Requirement: Among the lines below, count those with "screenshot". Give the total alone.

Raw records:
--- --- ---
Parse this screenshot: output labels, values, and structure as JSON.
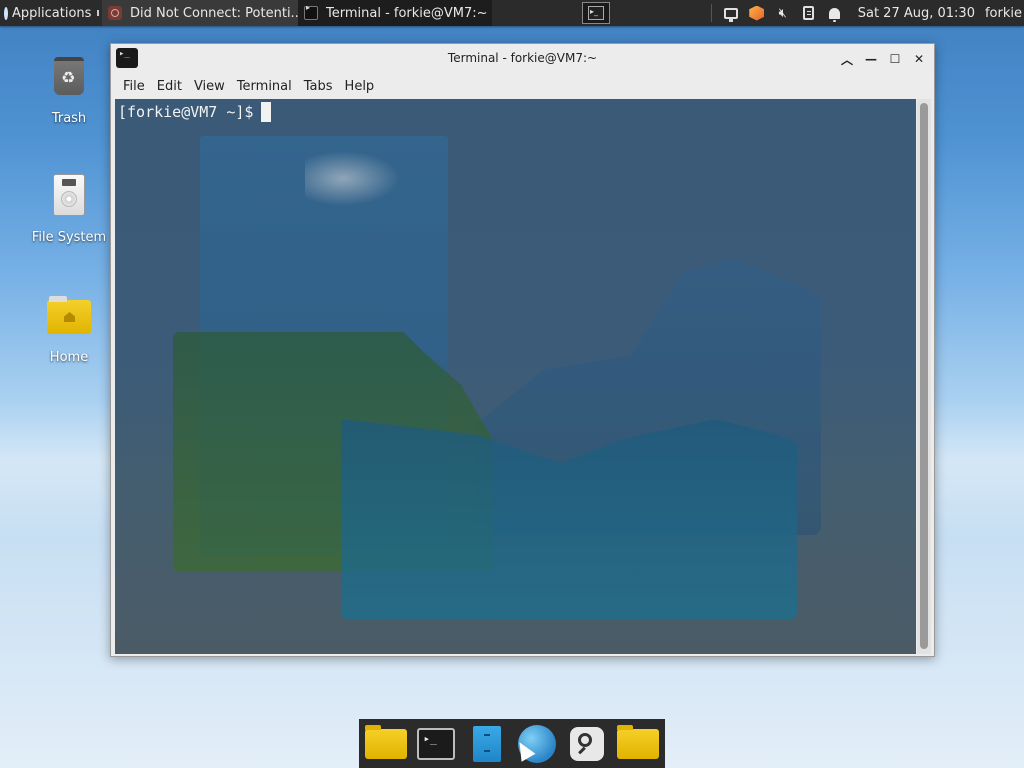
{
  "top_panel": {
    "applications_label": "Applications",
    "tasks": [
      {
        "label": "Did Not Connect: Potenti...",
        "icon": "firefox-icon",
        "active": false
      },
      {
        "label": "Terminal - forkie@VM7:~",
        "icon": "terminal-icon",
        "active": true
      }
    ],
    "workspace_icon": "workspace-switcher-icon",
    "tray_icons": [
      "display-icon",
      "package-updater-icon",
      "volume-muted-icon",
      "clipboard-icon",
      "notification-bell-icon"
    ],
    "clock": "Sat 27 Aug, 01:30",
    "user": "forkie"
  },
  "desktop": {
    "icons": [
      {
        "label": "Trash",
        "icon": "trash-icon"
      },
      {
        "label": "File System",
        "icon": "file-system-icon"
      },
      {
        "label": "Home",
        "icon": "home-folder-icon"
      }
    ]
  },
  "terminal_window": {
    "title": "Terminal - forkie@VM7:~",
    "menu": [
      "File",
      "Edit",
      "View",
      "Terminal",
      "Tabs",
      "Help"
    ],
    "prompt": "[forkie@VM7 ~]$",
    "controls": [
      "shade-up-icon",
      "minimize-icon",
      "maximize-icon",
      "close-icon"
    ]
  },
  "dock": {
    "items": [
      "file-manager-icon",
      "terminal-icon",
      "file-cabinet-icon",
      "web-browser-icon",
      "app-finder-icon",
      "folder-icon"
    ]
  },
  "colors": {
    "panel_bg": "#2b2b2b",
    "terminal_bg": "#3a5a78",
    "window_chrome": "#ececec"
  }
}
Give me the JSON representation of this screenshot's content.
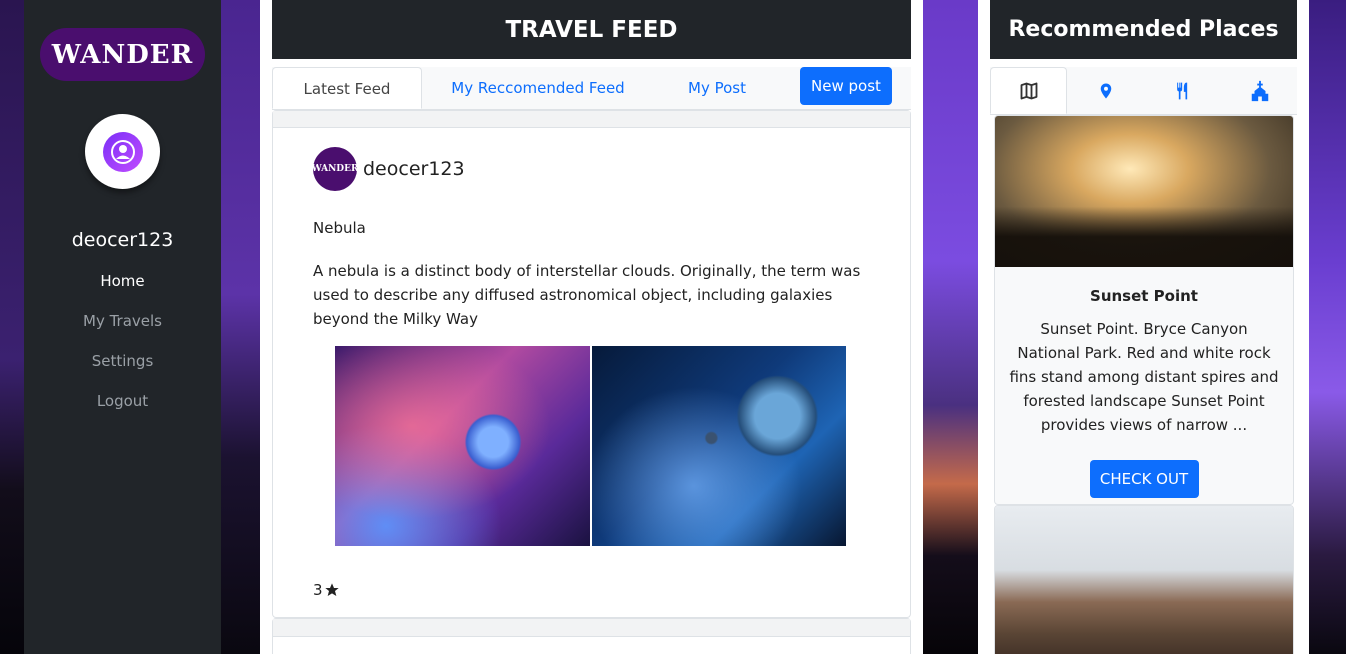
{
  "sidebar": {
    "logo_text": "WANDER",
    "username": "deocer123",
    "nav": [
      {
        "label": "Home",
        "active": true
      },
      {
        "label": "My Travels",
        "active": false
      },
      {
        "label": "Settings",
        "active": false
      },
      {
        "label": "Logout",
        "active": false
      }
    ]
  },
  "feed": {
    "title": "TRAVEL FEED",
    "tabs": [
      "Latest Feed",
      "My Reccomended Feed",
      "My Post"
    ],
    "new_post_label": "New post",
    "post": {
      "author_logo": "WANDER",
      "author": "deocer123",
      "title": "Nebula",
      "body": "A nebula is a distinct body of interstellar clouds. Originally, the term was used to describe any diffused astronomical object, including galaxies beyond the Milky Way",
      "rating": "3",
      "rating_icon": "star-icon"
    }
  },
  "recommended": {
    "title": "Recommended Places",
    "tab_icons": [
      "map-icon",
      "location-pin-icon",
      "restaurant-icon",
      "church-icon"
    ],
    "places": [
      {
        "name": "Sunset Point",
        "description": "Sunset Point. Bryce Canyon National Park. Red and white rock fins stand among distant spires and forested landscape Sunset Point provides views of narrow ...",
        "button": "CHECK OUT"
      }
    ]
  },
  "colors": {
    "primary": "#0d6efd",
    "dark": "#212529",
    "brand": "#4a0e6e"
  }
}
--- --- ---
Solved exercise: 2